** Opening TEXT BLOCK block **

Producing native spidroins through the farming or milking of spiders is unfeasible due to their solitary lifestyle and cannibalistic behaviour (Vierra et al., 2011; Ramezaniaghdam, Nahdi & Reski, 2022). For this reason, recombinant spidroin production has emerged as the only feasible industrial route to obtain spider silk. Yet despite decades of research, recombinant production has encountered major obstacles, with consistently low yields generally attributed to inefficient transcription and translation as well as the metabolic burden imposed on the host cell (Fahnestock & Irwin, 1999; Xia et al., 2010; Connor, Zha & Koffas, 2024).

Even though the coding sequence of pysp1 was codon harmonised and the intracellular and secretory pysp1 production attempted, and extensive optimisation, no detectable protein was observed by SDS–PAGE or Western blot. Only very low production signals were detected by the highly sensitive Nano-Glo® HiBiT luminescence assay (Hall et al., 2012; Miao, Zhou & Wang, 2024). The poor yields were hypothesised to result from secretion blockage via the SecYEG complex, possibly caused by premature folding of the synthetic pysp1 during translocation (Jiang, Wynne & Huber, 2021).

Despite employing promoter–RBS combinations that demonstrated strong reporter activity, spidroin production remained undetectable in SDS–PAGE and Western blot regardless of growth medium (LB or 2xYT) or induction temperature (37°C or 18°C). This aligns with recurring challenges in heterologous spidroin production: translational errors, metabolic burdens, or outright construct toxicity (Ramezaniaghdam, Nahdi & Reski, 2022). Similarly, Connor, Zha & Koffas were unable to detect spidroins in Bacillus megaterium, again pointing to translation and folding incompatibilities when expressed intracellularly. The authors of that work even speculated that certain spider silk proteins may intrinsically require a secretory environment for productive folding. Accordingly, the authors could show the secretory production of the same spidroins construct (Connor, Zha & Koffas, 2024).

** Closing TEXT BLOCK block **
** Opening DATA block **

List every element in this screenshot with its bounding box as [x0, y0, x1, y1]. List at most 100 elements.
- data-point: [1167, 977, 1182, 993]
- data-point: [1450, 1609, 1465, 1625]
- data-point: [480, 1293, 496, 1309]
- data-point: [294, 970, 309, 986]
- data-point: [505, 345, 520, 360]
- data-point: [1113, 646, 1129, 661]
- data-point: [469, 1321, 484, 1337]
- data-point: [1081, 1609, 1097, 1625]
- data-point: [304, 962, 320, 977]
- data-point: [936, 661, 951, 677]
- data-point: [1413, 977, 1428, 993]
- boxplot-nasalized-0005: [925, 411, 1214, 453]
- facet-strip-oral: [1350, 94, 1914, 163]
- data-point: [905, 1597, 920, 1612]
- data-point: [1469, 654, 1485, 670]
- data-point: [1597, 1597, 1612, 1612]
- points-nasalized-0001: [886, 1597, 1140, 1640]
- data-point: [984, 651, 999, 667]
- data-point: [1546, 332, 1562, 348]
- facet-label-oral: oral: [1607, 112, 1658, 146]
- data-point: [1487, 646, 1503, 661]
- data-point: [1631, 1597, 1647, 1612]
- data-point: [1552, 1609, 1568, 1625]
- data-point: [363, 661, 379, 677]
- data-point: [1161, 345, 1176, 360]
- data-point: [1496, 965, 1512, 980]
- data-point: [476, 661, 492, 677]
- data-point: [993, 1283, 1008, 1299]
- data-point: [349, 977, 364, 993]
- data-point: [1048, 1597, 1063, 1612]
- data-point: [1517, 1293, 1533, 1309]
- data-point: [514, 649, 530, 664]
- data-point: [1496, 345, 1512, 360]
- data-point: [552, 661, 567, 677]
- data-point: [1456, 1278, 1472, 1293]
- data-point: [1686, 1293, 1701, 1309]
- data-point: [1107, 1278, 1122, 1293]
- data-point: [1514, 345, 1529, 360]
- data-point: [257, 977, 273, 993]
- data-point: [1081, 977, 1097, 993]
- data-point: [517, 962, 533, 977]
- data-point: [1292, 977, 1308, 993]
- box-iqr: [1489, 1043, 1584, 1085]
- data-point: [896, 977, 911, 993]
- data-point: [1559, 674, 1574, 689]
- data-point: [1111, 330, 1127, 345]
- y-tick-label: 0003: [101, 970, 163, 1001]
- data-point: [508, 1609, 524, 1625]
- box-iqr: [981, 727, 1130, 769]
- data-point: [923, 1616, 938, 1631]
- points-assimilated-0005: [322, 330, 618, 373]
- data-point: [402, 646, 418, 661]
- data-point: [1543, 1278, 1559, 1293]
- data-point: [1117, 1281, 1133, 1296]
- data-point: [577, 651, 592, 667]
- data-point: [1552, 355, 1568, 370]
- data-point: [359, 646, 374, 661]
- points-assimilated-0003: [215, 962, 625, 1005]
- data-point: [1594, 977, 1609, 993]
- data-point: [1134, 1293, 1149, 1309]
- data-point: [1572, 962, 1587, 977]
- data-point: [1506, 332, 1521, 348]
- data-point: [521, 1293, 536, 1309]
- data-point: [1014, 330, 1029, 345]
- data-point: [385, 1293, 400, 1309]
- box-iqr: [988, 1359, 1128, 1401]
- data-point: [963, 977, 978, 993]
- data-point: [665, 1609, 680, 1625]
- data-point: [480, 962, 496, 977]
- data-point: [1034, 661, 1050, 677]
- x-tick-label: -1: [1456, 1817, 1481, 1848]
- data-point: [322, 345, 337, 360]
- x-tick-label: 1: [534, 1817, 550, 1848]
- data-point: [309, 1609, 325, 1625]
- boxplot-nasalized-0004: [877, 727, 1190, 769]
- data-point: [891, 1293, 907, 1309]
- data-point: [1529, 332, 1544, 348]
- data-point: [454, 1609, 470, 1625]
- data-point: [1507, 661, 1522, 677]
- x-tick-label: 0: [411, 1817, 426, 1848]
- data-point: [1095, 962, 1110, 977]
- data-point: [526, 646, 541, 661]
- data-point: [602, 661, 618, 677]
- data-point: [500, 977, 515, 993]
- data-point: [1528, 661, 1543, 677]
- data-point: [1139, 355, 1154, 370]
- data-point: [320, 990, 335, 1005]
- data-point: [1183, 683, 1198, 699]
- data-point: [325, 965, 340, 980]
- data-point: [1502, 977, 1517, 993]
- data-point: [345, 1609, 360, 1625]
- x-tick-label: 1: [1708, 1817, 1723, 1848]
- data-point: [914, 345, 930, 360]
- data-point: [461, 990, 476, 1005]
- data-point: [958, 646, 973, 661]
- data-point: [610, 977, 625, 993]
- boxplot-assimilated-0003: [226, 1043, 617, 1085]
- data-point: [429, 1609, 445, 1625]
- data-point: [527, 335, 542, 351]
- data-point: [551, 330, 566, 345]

** Closing DATA block **

According to the text on spidroin production, why is producing native spidroins by farming or milking spiders unfeasible? The entries have no role in this exercise.

**TASK RESPONSE:**
It is unfeasible because of spiders' solitary lifestyle and cannibalistic behavior.